Input data
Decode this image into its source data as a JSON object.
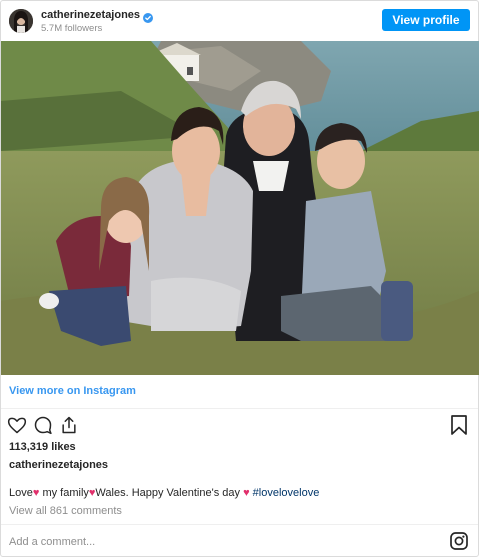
{
  "header": {
    "username": "catherinezetajones",
    "followers": "5.7M followers",
    "view_profile_label": "View profile",
    "verified_color": "#3897f0"
  },
  "post": {
    "image_alt": "Family photo on a grassy clifftop by the sea",
    "view_more_label": "View more on Instagram",
    "likes": "113,319 likes",
    "author": "catherinezetajones",
    "caption": {
      "part1": "Love",
      "part2": " my family",
      "part3": "Wales. Happy Valentine's day",
      "heart": "♥",
      "hashtag": "#lovelovelove"
    },
    "view_comments": "View all 861 comments",
    "comment_placeholder": "Add a comment..."
  },
  "icons": {
    "like": "heart-outline-icon",
    "comment": "speech-bubble-icon",
    "share": "share-icon",
    "save": "bookmark-icon",
    "instagram": "instagram-icon"
  },
  "colors": {
    "button": "#0095f6",
    "link": "#3897f0",
    "hashtag": "#003569",
    "heart": "#e1306c"
  }
}
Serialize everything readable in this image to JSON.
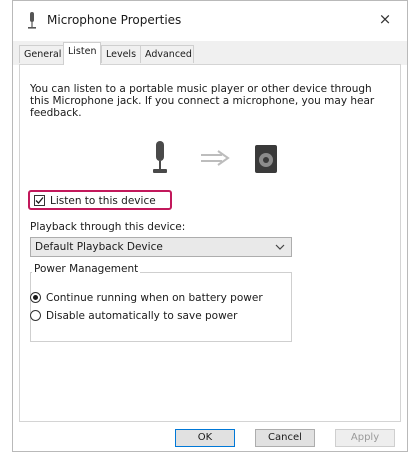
{
  "window": {
    "title": "Microphone Properties",
    "close_label": "×"
  },
  "tabs": [
    {
      "label": "General"
    },
    {
      "label": "Listen",
      "active": true
    },
    {
      "label": "Levels"
    },
    {
      "label": "Advanced"
    }
  ],
  "panel": {
    "description": "You can listen to a portable music player or other device through this Microphone jack. If you connect a microphone, you may hear feedback.",
    "listen_checkbox": {
      "label": "Listen to this device",
      "checked": true
    },
    "playback_label": "Playback through this device:",
    "playback_select": {
      "value": "Default Playback Device"
    },
    "power_management": {
      "legend": "Power Management",
      "options": [
        {
          "label": "Continue running when on battery power",
          "selected": true
        },
        {
          "label": "Disable automatically to save power",
          "selected": false
        }
      ]
    }
  },
  "buttons": {
    "ok": "OK",
    "cancel": "Cancel",
    "apply": "Apply"
  },
  "colors": {
    "highlight": "#c2185b"
  },
  "icons": {
    "title": "microphone-icon",
    "source": "microphone-icon",
    "arrow": "arrow-right-icon",
    "target": "speaker-icon"
  }
}
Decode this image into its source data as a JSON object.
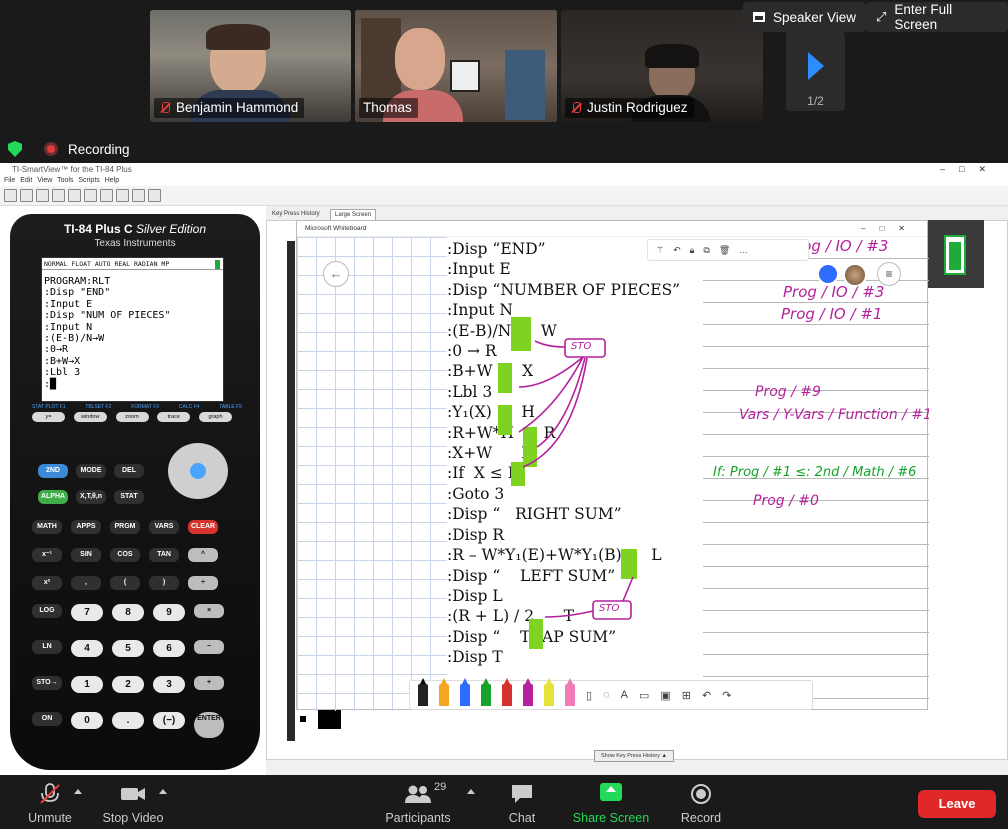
{
  "participants": [
    {
      "name": "Benjamin Hammond",
      "muted": true
    },
    {
      "name": "Thomas",
      "muted": false
    },
    {
      "name": "Justin Rodriguez",
      "muted": true
    }
  ],
  "top_controls": {
    "speaker_view": "Speaker View",
    "full_screen": "Enter Full Screen"
  },
  "pager": {
    "count": "1/2"
  },
  "recording": {
    "label": "Recording"
  },
  "app": {
    "title": "TI-SmartView™ for the TI-84 Plus",
    "menu": "File  Edit  View  Tools  Scripts  Help",
    "tabs": [
      "Key Press History",
      "Large Screen"
    ],
    "show_history": "Show Key Press History ▲"
  },
  "calculator": {
    "brand": "TI-84 Plus C",
    "edition": "Silver Edition",
    "maker": "Texas Instruments",
    "status": "NORMAL FLOAT AUTO REAL RADIAN MP",
    "lines": [
      "PROGRAM:RLT",
      ":Disp \"END\"",
      ":Input E",
      ":Disp \"NUM OF PIECES\"",
      ":Input N",
      ":(E-B)/N→W",
      ":0→R",
      ":B+W→X",
      ":Lbl 3",
      ":█"
    ],
    "fkeys": [
      "y=",
      "window",
      "zoom",
      "trace",
      "graph"
    ],
    "flabels": [
      "STAT PLOT F1",
      "TBLSET F2",
      "FORMAT F3",
      "CALC F4",
      "TABLE F5"
    ],
    "row1": [
      "2ND",
      "MODE",
      "DEL"
    ],
    "row2": [
      "ALPHA",
      "X,T,θ,n",
      "STAT"
    ],
    "row3": [
      "MATH",
      "APPS",
      "PRGM",
      "VARS",
      "CLEAR"
    ],
    "row4": [
      "x⁻¹",
      "SIN",
      "COS",
      "TAN",
      "^"
    ],
    "row5": [
      "x²",
      ",",
      "(",
      ")",
      "÷"
    ],
    "row6": [
      "LOG",
      "7",
      "8",
      "9",
      "×"
    ],
    "row7": [
      "LN",
      "4",
      "5",
      "6",
      "−"
    ],
    "row8": [
      "STO→",
      "1",
      "2",
      "3",
      "+"
    ],
    "row9": [
      "ON",
      "0",
      ".",
      "(−)",
      "ENTER"
    ]
  },
  "whiteboard": {
    "title": "Microsoft Whiteboard",
    "program_lines": [
      ":Disp “END”",
      ":Input E",
      ":Disp “NUMBER OF PIECES”",
      ":Input N",
      ":(E-B)/N      W",
      ":0 → R",
      ":B+W      X",
      ":Lbl 3",
      ":Y₁(X)      H",
      ":R+W*H      R",
      ":X+W      X",
      ":If  X ≤ E",
      ":Goto 3",
      ":Disp “   RIGHT SUM”",
      ":Disp R",
      ":R – W*Y₁(E)+W*Y₁(B)      L",
      ":Disp “    LEFT SUM”",
      ":Disp L",
      ":(R + L) / 2      T",
      ":Disp “    TRAP SUM”",
      ":Disp T"
    ],
    "notes": [
      {
        "text": "Prog / IO / #3",
        "color": "#b4219b"
      },
      {
        "text": "Prog / IO / #3",
        "color": "#b4219b"
      },
      {
        "text": "Prog / IO / #1",
        "color": "#b4219b"
      },
      {
        "text": "Prog / #9",
        "color": "#b4219b"
      },
      {
        "text": "Vars / Y-Vars / Function / #1",
        "color": "#b4219b"
      },
      {
        "text": "If: Prog / #1     ≤: 2nd / Math / #6",
        "color": "#17a32b"
      },
      {
        "text": "Prog / #0",
        "color": "#b4219b"
      }
    ],
    "sto_labels": [
      "STO",
      "STO"
    ]
  },
  "bottom": {
    "unmute": "Unmute",
    "stop_video": "Stop Video",
    "participants": "Participants",
    "participant_count": "29",
    "chat": "Chat",
    "share_screen": "Share Screen",
    "record": "Record",
    "leave": "Leave"
  },
  "colors": {
    "accent_blue": "#2d8cff",
    "active_green": "#23d959",
    "leave_red": "#e02828",
    "ink_magenta": "#b4219b",
    "highlight_green": "#7ed321"
  }
}
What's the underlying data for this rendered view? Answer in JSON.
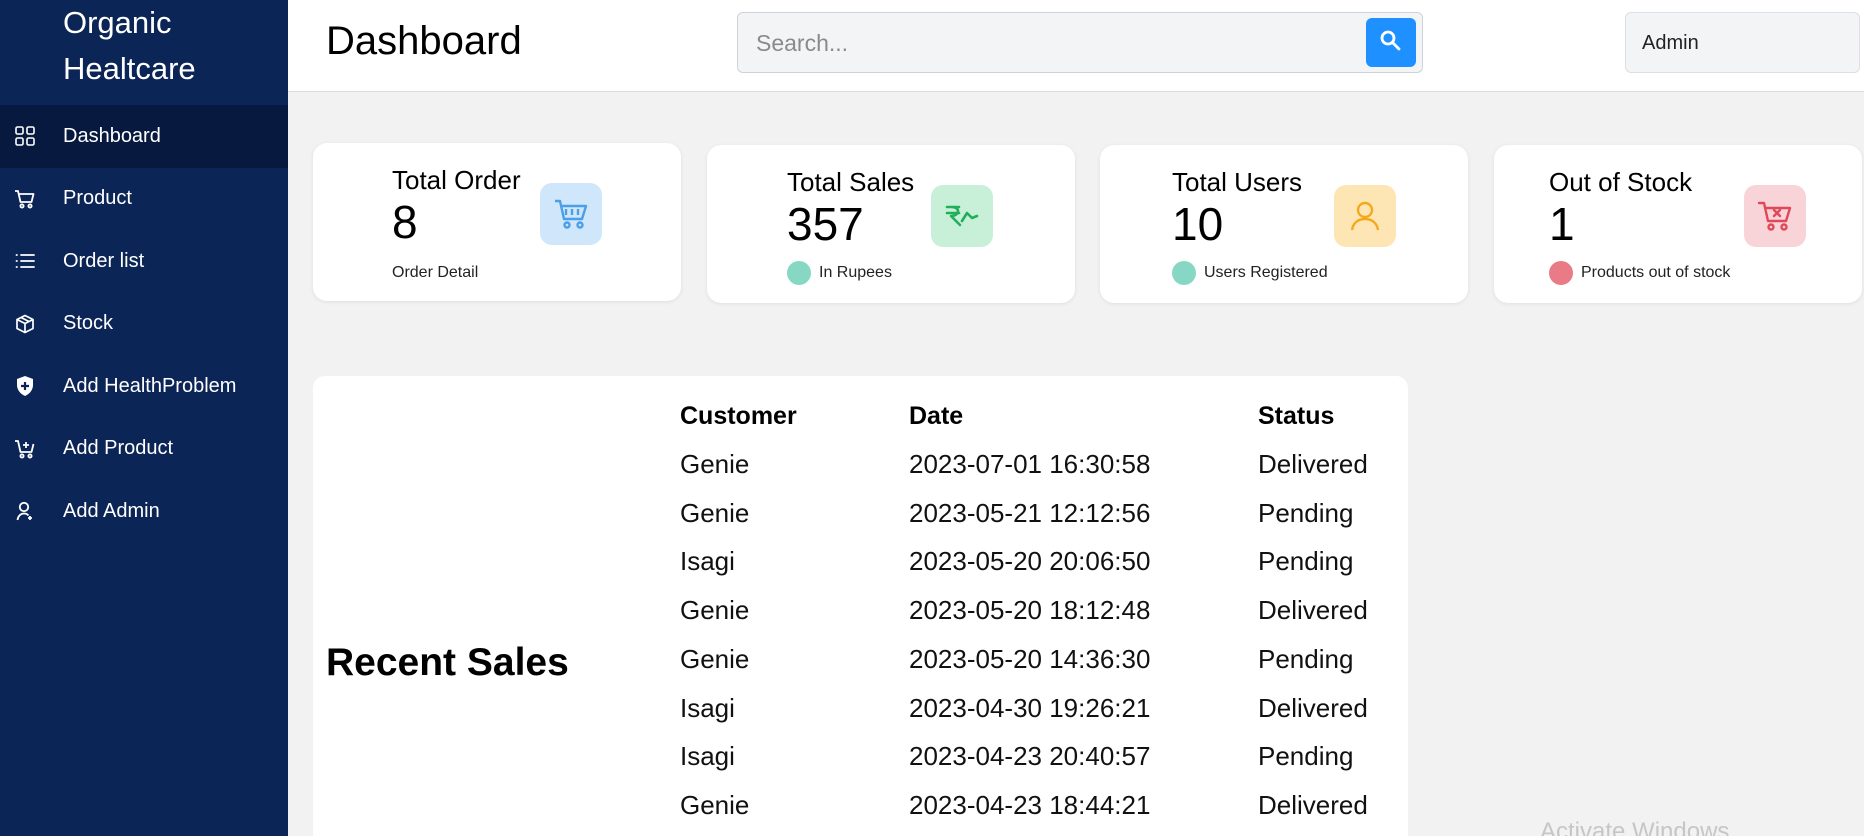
{
  "sidebar": {
    "brand_line1": "Organic",
    "brand_line2": "Healtcare",
    "items": [
      {
        "label": "Dashboard",
        "icon": "grid-icon",
        "active": true
      },
      {
        "label": "Product",
        "icon": "cart-icon"
      },
      {
        "label": "Order list",
        "icon": "list-icon"
      },
      {
        "label": "Stock",
        "icon": "box-icon"
      },
      {
        "label": "Add HealthProblem",
        "icon": "shield-plus-icon"
      },
      {
        "label": "Add Product",
        "icon": "cart-plus-icon"
      },
      {
        "label": "Add Admin",
        "icon": "user-icon"
      }
    ]
  },
  "header": {
    "title": "Dashboard",
    "search_placeholder": "Search...",
    "admin_label": "Admin"
  },
  "cards": [
    {
      "title": "Total Order",
      "value": "8",
      "sub": "Order Detail",
      "icon": "cart-icon",
      "icon_bg": "#cfe6fb",
      "icon_color": "#4a9fe8",
      "dot_color": null
    },
    {
      "title": "Total Sales",
      "value": "357",
      "sub": "In Rupees",
      "icon": "rupee-icon",
      "icon_bg": "#c8f0d8",
      "icon_color": "#21b05a",
      "dot_color": "#86d8c4"
    },
    {
      "title": "Total Users",
      "value": "10",
      "sub": "Users Registered",
      "icon": "user-icon",
      "icon_bg": "#fde6b3",
      "icon_color": "#f4a81d",
      "dot_color": "#86d8c4"
    },
    {
      "title": "Out of Stock",
      "value": "1",
      "sub": "Products out of stock",
      "icon": "cart-x-icon",
      "icon_bg": "#f8d4d8",
      "icon_color": "#e0485a",
      "dot_color": "#e87b86"
    }
  ],
  "recent_sales": {
    "title": "Recent Sales",
    "columns": [
      "Customer",
      "Date",
      "Status"
    ],
    "rows": [
      [
        "Genie",
        "2023-07-01 16:30:58",
        "Delivered"
      ],
      [
        "Genie",
        "2023-05-21 12:12:56",
        "Pending"
      ],
      [
        "Isagi",
        "2023-05-20 20:06:50",
        "Pending"
      ],
      [
        "Genie",
        "2023-05-20 18:12:48",
        "Delivered"
      ],
      [
        "Genie",
        "2023-05-20 14:36:30",
        "Pending"
      ],
      [
        "Isagi",
        "2023-04-30 19:26:21",
        "Delivered"
      ],
      [
        "Isagi",
        "2023-04-23 20:40:57",
        "Pending"
      ],
      [
        "Genie",
        "2023-04-23 18:44:21",
        "Delivered"
      ]
    ]
  },
  "watermark": "Activate Windows",
  "colors": {
    "sidebar": "#0c2557",
    "sidebar_active": "#08193f",
    "accent": "#1e90ff"
  }
}
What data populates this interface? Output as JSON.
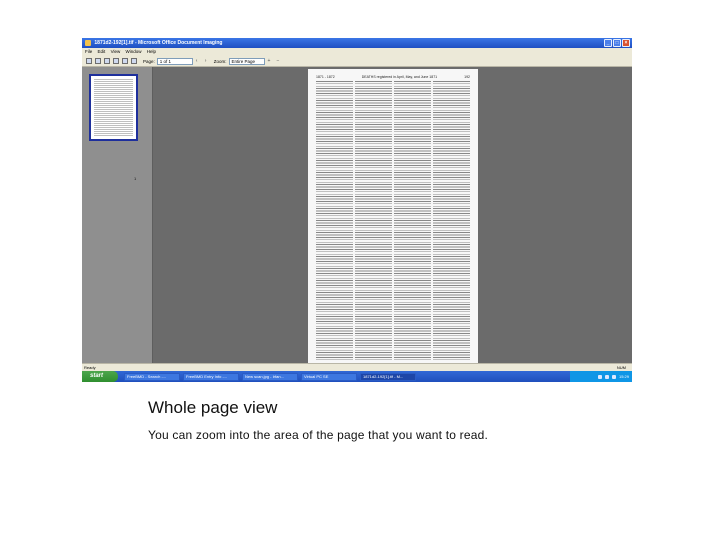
{
  "window": {
    "title": "1871d2-192[1].tif - Microsoft Office Document Imaging",
    "minimize_glyph": "_",
    "maximize_glyph": "□",
    "close_glyph": "×"
  },
  "menu": [
    "File",
    "Edit",
    "View",
    "Window",
    "Help"
  ],
  "toolbar": {
    "page_label": "Page:",
    "page_value": "1 of 1",
    "zoom_label": "Zoom:",
    "zoom_value": "Entire Page"
  },
  "thumbnail": {
    "number": "1"
  },
  "document": {
    "header_left": "1871 - 1872",
    "header_center": "DEATHS registered in April, May, and June 1871",
    "header_right": "192"
  },
  "statusbar": {
    "left": "Ready",
    "right": "NUM"
  },
  "taskbar": {
    "start": "start",
    "tasks": [
      "FreeBMD - Search -...",
      "FreeBMD Entry Info -...",
      "New scan.jpg - Irfan...",
      "Virtual PC SE",
      "1871d2-192[1].tif - M..."
    ],
    "clock": "15:29"
  },
  "slide": {
    "heading": "Whole page view",
    "caption": "You can zoom into the area of the page that you want to read."
  }
}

Task brief
Each line of the material above either contains the word "Press" or does not; state how many do, and nothing else.

Exercise solution
2